──────── Recorded data
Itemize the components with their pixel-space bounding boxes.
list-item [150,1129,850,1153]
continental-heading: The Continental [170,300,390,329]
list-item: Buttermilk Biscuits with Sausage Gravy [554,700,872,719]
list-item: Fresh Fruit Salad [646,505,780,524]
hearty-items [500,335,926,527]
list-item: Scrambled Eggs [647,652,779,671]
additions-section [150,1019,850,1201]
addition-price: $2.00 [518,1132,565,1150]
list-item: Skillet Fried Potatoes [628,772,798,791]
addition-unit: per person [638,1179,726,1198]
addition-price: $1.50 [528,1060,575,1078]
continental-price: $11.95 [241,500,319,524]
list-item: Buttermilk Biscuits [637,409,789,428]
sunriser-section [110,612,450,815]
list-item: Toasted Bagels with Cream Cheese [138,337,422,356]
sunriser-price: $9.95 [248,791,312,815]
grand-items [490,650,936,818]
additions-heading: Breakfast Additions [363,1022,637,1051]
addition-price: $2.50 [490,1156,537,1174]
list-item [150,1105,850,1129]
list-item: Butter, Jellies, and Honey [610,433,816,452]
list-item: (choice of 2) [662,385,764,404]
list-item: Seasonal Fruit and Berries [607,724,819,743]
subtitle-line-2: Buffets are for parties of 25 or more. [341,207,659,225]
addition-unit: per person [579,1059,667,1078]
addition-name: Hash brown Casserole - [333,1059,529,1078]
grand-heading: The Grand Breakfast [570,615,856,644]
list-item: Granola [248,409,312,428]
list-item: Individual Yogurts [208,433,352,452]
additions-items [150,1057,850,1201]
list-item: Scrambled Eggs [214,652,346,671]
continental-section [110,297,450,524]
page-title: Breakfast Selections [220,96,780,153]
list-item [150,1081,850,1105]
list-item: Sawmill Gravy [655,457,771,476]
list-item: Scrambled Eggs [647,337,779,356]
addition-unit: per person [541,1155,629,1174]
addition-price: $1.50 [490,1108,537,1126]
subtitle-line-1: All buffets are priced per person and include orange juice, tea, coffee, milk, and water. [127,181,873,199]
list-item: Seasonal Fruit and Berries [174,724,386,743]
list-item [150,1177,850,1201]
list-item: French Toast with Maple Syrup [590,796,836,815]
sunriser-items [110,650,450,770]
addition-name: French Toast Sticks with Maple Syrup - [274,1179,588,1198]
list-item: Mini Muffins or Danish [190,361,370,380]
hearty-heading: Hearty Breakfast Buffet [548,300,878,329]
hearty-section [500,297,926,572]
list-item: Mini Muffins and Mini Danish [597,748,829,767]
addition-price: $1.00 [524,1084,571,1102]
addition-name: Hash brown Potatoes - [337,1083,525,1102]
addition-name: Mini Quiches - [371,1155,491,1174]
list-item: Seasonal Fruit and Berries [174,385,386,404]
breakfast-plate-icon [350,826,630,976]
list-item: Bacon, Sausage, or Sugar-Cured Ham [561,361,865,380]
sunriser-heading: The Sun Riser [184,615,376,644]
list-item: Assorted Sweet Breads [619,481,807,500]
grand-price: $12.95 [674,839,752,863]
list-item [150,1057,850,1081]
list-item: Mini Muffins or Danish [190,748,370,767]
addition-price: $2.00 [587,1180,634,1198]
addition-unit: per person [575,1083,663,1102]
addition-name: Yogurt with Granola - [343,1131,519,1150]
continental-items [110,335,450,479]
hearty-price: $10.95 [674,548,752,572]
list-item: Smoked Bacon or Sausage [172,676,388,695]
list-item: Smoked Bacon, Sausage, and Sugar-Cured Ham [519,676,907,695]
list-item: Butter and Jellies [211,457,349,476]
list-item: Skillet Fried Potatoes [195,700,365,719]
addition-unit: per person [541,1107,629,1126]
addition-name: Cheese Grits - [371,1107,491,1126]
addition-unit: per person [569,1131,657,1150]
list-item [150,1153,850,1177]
────────────────
*Exercise requirements*
Repeat word for word every line of the entries, from the very first down to and including the line that contains "list-item: Seasonal Fruit and Berries [174,724,386,743]".

*Written answer*
Itemize the components with their pixel-space bounding boxes.
list-item [150,1129,850,1153]
continental-heading: The Continental [170,300,390,329]
list-item: Buttermilk Biscuits with Sausage Gravy [554,700,872,719]
list-item: Fresh Fruit Salad [646,505,780,524]
hearty-items [500,335,926,527]
list-item: Scrambled Eggs [647,652,779,671]
additions-section [150,1019,850,1201]
addition-price: $2.00 [518,1132,565,1150]
list-item: Skillet Fried Potatoes [628,772,798,791]
addition-unit: per person [638,1179,726,1198]
addition-price: $1.50 [528,1060,575,1078]
continental-price: $11.95 [241,500,319,524]
list-item: Buttermilk Biscuits [637,409,789,428]
sunriser-section [110,612,450,815]
list-item: Toasted Bagels with Cream Cheese [138,337,422,356]
sunriser-price: $9.95 [248,791,312,815]
grand-items [490,650,936,818]
additions-heading: Breakfast Additions [363,1022,637,1051]
addition-price: $2.50 [490,1156,537,1174]
list-item [150,1105,850,1129]
list-item: Butter, Jellies, and Honey [610,433,816,452]
list-item: (choice of 2) [662,385,764,404]
list-item: Seasonal Fruit and Berries [607,724,819,743]
subtitle-line-2: Buffets are for parties of 25 or more. [341,207,659,225]
addition-unit: per person [579,1059,667,1078]
addition-name: Hash brown Casserole - [333,1059,529,1078]
grand-heading: The Grand Breakfast [570,615,856,644]
list-item: Granola [248,409,312,428]
list-item: Individual Yogurts [208,433,352,452]
additions-items [150,1057,850,1201]
list-item: Scrambled Eggs [214,652,346,671]
continental-section [110,297,450,524]
page-title: Breakfast Selections [220,96,780,153]
list-item [150,1081,850,1105]
list-item: Sawmill Gravy [655,457,771,476]
list-item: Scrambled Eggs [647,337,779,356]
addition-unit: per person [541,1155,629,1174]
addition-price: $1.50 [490,1108,537,1126]
subtitle-line-1: All buffets are priced per person and include orange juice, tea, coffee, milk, and water. [127,181,873,199]
list-item: Seasonal Fruit and Berries [174,724,386,743]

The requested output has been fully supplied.